**DIRECTION:**
Restate the records below word for word.

**DATASET EXTRACT:**
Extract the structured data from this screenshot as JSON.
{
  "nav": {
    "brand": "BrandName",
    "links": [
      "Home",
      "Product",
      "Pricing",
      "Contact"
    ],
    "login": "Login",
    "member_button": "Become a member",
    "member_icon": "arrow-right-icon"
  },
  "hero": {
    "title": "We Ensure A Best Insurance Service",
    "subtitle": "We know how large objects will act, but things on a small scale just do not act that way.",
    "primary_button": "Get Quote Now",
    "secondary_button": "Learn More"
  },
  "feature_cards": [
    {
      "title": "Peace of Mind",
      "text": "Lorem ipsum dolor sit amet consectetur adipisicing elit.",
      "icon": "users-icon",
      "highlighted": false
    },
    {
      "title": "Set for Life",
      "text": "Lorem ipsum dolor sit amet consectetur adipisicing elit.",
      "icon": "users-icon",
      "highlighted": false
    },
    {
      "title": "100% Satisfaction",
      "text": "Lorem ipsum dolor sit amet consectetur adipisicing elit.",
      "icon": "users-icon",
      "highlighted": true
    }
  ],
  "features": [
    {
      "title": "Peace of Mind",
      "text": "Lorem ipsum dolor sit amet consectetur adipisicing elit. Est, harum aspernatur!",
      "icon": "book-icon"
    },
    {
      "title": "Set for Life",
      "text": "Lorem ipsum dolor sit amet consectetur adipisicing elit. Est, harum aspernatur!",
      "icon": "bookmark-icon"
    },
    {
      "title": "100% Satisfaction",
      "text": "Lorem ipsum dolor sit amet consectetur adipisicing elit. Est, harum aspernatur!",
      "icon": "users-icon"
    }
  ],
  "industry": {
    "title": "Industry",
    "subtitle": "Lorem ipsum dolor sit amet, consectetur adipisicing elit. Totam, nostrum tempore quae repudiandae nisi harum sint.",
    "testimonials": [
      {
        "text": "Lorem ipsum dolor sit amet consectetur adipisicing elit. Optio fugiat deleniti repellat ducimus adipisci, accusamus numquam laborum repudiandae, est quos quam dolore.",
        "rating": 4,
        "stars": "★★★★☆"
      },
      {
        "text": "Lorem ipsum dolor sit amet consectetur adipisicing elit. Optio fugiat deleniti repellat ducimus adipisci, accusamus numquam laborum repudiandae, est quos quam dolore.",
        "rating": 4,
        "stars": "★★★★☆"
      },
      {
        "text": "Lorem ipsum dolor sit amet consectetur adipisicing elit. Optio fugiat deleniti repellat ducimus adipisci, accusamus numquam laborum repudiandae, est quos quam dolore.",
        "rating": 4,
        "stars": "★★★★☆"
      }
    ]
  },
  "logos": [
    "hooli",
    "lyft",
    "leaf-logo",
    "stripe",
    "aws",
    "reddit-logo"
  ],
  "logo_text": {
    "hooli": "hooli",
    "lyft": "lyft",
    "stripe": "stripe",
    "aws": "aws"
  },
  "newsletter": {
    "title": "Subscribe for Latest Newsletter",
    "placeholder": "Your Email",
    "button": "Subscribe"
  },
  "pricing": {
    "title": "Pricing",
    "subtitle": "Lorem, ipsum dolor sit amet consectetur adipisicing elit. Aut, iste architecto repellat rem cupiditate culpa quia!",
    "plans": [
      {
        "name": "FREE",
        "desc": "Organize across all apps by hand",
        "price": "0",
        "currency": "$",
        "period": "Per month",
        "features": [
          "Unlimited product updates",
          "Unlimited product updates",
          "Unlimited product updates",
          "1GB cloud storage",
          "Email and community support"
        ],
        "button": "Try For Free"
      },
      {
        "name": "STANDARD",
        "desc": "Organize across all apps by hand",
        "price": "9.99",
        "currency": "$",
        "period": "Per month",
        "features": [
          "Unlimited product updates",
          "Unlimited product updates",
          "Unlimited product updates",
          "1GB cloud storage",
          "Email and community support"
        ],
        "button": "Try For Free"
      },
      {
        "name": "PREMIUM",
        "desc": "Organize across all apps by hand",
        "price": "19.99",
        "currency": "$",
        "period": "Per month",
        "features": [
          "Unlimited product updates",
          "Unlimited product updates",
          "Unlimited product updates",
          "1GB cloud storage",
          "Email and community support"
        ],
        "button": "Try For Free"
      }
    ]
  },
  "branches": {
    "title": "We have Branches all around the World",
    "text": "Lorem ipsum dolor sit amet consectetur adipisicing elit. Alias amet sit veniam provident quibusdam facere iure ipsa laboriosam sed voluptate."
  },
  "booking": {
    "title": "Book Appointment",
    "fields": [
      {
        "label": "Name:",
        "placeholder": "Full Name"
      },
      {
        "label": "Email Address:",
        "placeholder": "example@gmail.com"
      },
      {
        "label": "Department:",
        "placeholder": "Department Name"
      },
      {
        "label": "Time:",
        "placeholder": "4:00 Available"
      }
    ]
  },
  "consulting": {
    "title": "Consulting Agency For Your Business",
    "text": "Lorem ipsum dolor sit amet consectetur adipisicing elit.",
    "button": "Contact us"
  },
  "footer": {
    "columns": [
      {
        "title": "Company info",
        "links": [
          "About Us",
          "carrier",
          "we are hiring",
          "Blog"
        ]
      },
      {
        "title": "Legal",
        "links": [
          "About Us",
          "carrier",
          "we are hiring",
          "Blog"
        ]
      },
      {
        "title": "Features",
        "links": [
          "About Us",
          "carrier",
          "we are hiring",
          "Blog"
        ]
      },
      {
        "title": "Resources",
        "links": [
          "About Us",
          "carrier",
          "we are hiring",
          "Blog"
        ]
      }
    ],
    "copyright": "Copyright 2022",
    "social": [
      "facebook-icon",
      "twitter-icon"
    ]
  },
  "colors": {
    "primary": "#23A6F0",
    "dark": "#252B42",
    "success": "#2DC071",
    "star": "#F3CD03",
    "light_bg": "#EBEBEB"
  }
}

**EXERCISE RESPONSE:**
Extract the structured data from this screenshot as JSON.
{
  "nav": {
    "brand": "BrandName",
    "links": [
      "Home",
      "Product",
      "Pricing",
      "Contact"
    ],
    "login": "Login",
    "member_button": "Become a member",
    "member_icon": "arrow-right-icon"
  },
  "hero": {
    "title": "We Ensure A Best Insurance Service",
    "subtitle": "We know how large objects will act, but things on a small scale just do not act that way.",
    "primary_button": "Get Quote Now",
    "secondary_button": "Learn More"
  },
  "feature_cards": [
    {
      "title": "Peace of Mind",
      "text": "Lorem ipsum dolor sit amet consectetur adipisicing elit.",
      "icon": "users-icon",
      "highlighted": false
    },
    {
      "title": "Set for Life",
      "text": "Lorem ipsum dolor sit amet consectetur adipisicing elit.",
      "icon": "users-icon",
      "highlighted": false
    },
    {
      "title": "100% Satisfaction",
      "text": "Lorem ipsum dolor sit amet consectetur adipisicing elit.",
      "icon": "users-icon",
      "highlighted": true
    }
  ],
  "features": [
    {
      "title": "Peace of Mind",
      "text": "Lorem ipsum dolor sit amet consectetur adipisicing elit. Est, harum aspernatur!",
      "icon": "book-icon"
    },
    {
      "title": "Set for Life",
      "text": "Lorem ipsum dolor sit amet consectetur adipisicing elit. Est, harum aspernatur!",
      "icon": "bookmark-icon"
    },
    {
      "title": "100% Satisfaction",
      "text": "Lorem ipsum dolor sit amet consectetur adipisicing elit. Est, harum aspernatur!",
      "icon": "users-icon"
    }
  ],
  "industry": {
    "title": "Industry",
    "subtitle": "Lorem ipsum dolor sit amet, consectetur adipisicing elit. Totam, nostrum tempore quae repudiandae nisi harum sint.",
    "testimonials": [
      {
        "text": "Lorem ipsum dolor sit amet consectetur adipisicing elit. Optio fugiat deleniti repellat ducimus adipisci, accusamus numquam laborum repudiandae, est quos quam dolore.",
        "rating": 4,
        "stars": "★★★★☆"
      },
      {
        "text": "Lorem ipsum dolor sit amet consectetur adipisicing elit. Optio fugiat deleniti repellat ducimus adipisci, accusamus numquam laborum repudiandae, est quos quam dolore.",
        "rating": 4,
        "stars": "★★★★☆"
      },
      {
        "text": "Lorem ipsum dolor sit amet consectetur adipisicing elit. Optio fugiat deleniti repellat ducimus adipisci, accusamus numquam laborum repudiandae, est quos quam dolore.",
        "rating": 4,
        "stars": "★★★★☆"
      }
    ]
  },
  "logos": [
    "hooli",
    "lyft",
    "leaf-logo",
    "stripe",
    "aws",
    "reddit-logo"
  ],
  "logo_text": {
    "hooli": "hooli",
    "lyft": "lyft",
    "stripe": "stripe",
    "aws": "aws"
  },
  "newsletter": {
    "title": "Subscribe for Latest Newsletter",
    "placeholder": "Your Email",
    "button": "Subscribe"
  },
  "pricing": {
    "title": "Pricing",
    "subtitle": "Lorem, ipsum dolor sit amet consectetur adipisicing elit. Aut, iste architecto repellat rem cupiditate culpa quia!",
    "plans": [
      {
        "name": "FREE",
        "desc": "Organize across all apps by hand",
        "price": "0",
        "currency": "$",
        "period": "Per month",
        "features": [
          "Unlimited product updates",
          "Unlimited product updates",
          "Unlimited product updates",
          "1GB cloud storage",
          "Email and community support"
        ],
        "button": "Try For Free"
      },
      {
        "name": "STANDARD",
        "desc": "Organize across all apps by hand",
        "price": "9.99",
        "currency": "$",
        "period": "Per month",
        "features": [
          "Unlimited product updates",
          "Unlimited product updates",
          "Unlimited product updates",
          "1GB cloud storage",
          "Email and community support"
        ],
        "button": "Try For Free"
      },
      {
        "name": "PREMIUM",
        "desc": "Organize across all apps by hand",
        "price": "19.99",
        "currency": "$",
        "period": "Per month",
        "features": [
          "Unlimited product updates",
          "Unlimited product updates",
          "Unlimited product updates",
          "1GB cloud storage",
          "Email and community support"
        ],
        "button": "Try For Free"
      }
    ]
  },
  "branches": {
    "title": "We have Branches all around the World",
    "text": "Lorem ipsum dolor sit amet consectetur adipisicing elit. Alias amet sit veniam provident quibusdam facere iure ipsa laboriosam sed voluptate."
  },
  "booking": {
    "title": "Book Appointment",
    "fields": [
      {
        "label": "Name:",
        "placeholder": "Full Name"
      },
      {
        "label": "Email Address:",
        "placeholder": "example@gmail.com"
      },
      {
        "label": "Department:",
        "placeholder": "Department Name"
      },
      {
        "label": "Time:",
        "placeholder": "4:00 Available"
      }
    ]
  },
  "consulting": {
    "title": "Consulting Agency For Your Business",
    "text": "Lorem ipsum dolor sit amet consectetur adipisicing elit.",
    "button": "Contact us"
  },
  "footer": {
    "columns": [
      {
        "title": "Company info",
        "links": [
          "About Us",
          "carrier",
          "we are hiring",
          "Blog"
        ]
      },
      {
        "title": "Legal",
        "links": [
          "About Us",
          "carrier",
          "we are hiring",
          "Blog"
        ]
      },
      {
        "title": "Features",
        "links": [
          "About Us",
          "carrier",
          "we are hiring",
          "Blog"
        ]
      },
      {
        "title": "Resources",
        "links": [
          "About Us",
          "carrier",
          "we are hiring",
          "Blog"
        ]
      }
    ],
    "copyright": "Copyright 2022",
    "social": [
      "facebook-icon",
      "twitter-icon"
    ]
  },
  "colors": {
    "primary": "#23A6F0",
    "dark": "#252B42",
    "success": "#2DC071",
    "star": "#F3CD03",
    "light_bg": "#EBEBEB"
  }
}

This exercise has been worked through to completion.